[start]
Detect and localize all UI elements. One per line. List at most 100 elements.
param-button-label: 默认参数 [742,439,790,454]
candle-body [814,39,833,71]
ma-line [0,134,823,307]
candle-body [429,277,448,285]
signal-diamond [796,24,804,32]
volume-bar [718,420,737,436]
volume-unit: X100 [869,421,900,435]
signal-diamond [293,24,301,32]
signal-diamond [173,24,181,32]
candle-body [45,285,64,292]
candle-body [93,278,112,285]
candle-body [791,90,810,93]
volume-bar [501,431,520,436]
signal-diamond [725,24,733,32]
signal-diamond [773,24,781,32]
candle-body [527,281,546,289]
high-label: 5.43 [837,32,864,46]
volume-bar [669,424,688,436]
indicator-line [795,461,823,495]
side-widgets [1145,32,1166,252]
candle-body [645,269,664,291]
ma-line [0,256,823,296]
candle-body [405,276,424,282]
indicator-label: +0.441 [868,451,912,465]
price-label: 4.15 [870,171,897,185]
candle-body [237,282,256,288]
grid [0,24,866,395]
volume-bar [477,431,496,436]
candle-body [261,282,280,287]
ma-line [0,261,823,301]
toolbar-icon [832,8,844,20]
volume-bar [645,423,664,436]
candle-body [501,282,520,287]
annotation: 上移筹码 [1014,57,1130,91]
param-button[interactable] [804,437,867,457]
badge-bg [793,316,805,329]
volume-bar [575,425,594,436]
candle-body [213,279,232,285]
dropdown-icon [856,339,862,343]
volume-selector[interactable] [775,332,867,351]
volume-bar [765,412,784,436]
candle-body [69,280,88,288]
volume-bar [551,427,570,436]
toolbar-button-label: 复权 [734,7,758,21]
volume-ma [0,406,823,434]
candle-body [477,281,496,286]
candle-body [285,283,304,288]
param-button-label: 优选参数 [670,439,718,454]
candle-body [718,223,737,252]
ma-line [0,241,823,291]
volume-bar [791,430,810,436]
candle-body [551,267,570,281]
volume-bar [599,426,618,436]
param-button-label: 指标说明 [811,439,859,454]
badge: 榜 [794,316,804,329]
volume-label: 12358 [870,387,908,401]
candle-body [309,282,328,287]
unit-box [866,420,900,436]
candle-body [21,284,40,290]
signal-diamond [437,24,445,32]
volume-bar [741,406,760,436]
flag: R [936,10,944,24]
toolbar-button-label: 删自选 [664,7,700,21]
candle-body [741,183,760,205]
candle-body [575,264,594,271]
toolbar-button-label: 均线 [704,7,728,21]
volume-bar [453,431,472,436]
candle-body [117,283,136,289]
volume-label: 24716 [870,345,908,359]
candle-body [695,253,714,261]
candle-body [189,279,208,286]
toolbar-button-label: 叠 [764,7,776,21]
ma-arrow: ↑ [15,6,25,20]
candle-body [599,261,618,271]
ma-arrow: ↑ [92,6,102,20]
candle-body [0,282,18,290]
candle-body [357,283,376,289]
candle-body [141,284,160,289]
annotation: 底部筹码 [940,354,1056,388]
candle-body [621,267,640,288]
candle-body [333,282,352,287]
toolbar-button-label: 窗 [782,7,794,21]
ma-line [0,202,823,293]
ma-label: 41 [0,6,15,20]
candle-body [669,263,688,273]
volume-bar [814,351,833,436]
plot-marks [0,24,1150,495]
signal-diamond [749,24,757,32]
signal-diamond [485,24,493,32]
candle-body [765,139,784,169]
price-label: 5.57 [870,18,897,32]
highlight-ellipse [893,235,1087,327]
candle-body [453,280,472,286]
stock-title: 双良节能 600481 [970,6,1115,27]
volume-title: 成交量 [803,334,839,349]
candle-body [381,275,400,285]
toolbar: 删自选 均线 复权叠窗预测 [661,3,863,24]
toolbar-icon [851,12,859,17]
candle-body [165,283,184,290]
[end]
### GIVEN PROBLEM
Can you write out the listing again, switching every "signal-diamond" to "signal-rhombus" and leaving everything else unchanged?

### EXERCISE ANSWER
Detect and localize all UI elements. One per line. List at most 100 elements.
param-button-label: 默认参数 [742,439,790,454]
candle-body [814,39,833,71]
ma-line [0,134,823,307]
candle-body [429,277,448,285]
signal-rhombus [796,24,804,32]
volume-bar [718,420,737,436]
volume-unit: X100 [869,421,900,435]
signal-rhombus [293,24,301,32]
signal-rhombus [173,24,181,32]
candle-body [45,285,64,292]
candle-body [93,278,112,285]
candle-body [791,90,810,93]
volume-bar [501,431,520,436]
signal-rhombus [725,24,733,32]
signal-rhombus [773,24,781,32]
candle-body [527,281,546,289]
high-label: 5.43 [837,32,864,46]
volume-bar [669,424,688,436]
indicator-line [795,461,823,495]
side-widgets [1145,32,1166,252]
candle-body [645,269,664,291]
ma-line [0,256,823,296]
candle-body [405,276,424,282]
indicator-label: +0.441 [868,451,912,465]
price-label: 4.15 [870,171,897,185]
candle-body [237,282,256,288]
grid [0,24,866,395]
volume-bar [477,431,496,436]
candle-body [261,282,280,287]
ma-line [0,261,823,301]
toolbar-icon [832,8,844,20]
volume-bar [645,423,664,436]
candle-body [501,282,520,287]
annotation: 上移筹码 [1014,57,1130,91]
param-button[interactable] [804,437,867,457]
badge-bg [793,316,805,329]
volume-bar [575,425,594,436]
candle-body [213,279,232,285]
dropdown-icon [856,339,862,343]
volume-selector[interactable] [775,332,867,351]
volume-bar [765,412,784,436]
candle-body [69,280,88,288]
volume-bar [551,427,570,436]
toolbar-button-label: 复权 [734,7,758,21]
volume-ma [0,406,823,434]
candle-body [477,281,496,286]
candle-body [285,283,304,288]
param-button-label: 优选参数 [670,439,718,454]
candle-body [718,223,737,252]
ma-line [0,241,823,291]
volume-bar [791,430,810,436]
candle-body [551,267,570,281]
volume-bar [599,426,618,436]
param-button-label: 指标说明 [811,439,859,454]
badge: 榜 [794,316,804,329]
volume-label: 12358 [870,387,908,401]
candle-body [309,282,328,287]
unit-box [866,420,900,436]
candle-body [21,284,40,290]
signal-rhombus [437,24,445,32]
volume-bar [741,406,760,436]
flag: R [936,10,944,24]
toolbar-button-label: 删自选 [664,7,700,21]
candle-body [741,183,760,205]
candle-body [575,264,594,271]
toolbar-button-label: 均线 [704,7,728,21]
volume-bar [453,431,472,436]
candle-body [117,283,136,289]
volume-label: 24716 [870,345,908,359]
candle-body [695,253,714,261]
candle-body [189,279,208,286]
toolbar-button-label: 叠 [764,7,776,21]
ma-arrow: ↑ [15,6,25,20]
candle-body [599,261,618,271]
ma-arrow: ↑ [92,6,102,20]
candle-body [0,282,18,290]
candle-body [357,283,376,289]
candle-body [141,284,160,289]
annotation: 底部筹码 [940,354,1056,388]
candle-body [621,267,640,288]
candle-body [333,282,352,287]
toolbar-button-label: 窗 [782,7,794,21]
ma-line [0,202,823,293]
ma-label: 41 [0,6,15,20]
candle-body [669,263,688,273]
volume-bar [814,351,833,436]
plot-marks [0,24,1150,495]
signal-rhombus [749,24,757,32]
signal-rhombus [485,24,493,32]
candle-body [765,139,784,169]
price-label: 5.57 [870,18,897,32]
highlight-ellipse [893,235,1087,327]
candle-body [453,280,472,286]
stock-title: 双良节能 600481 [970,6,1115,27]
volume-title: 成交量 [803,334,839,349]
candle-body [381,275,400,285]
toolbar: 删自选 均线 复权叠窗预测 [661,3,863,24]
toolbar-icon [851,12,859,17]
candle-body [165,283,184,290]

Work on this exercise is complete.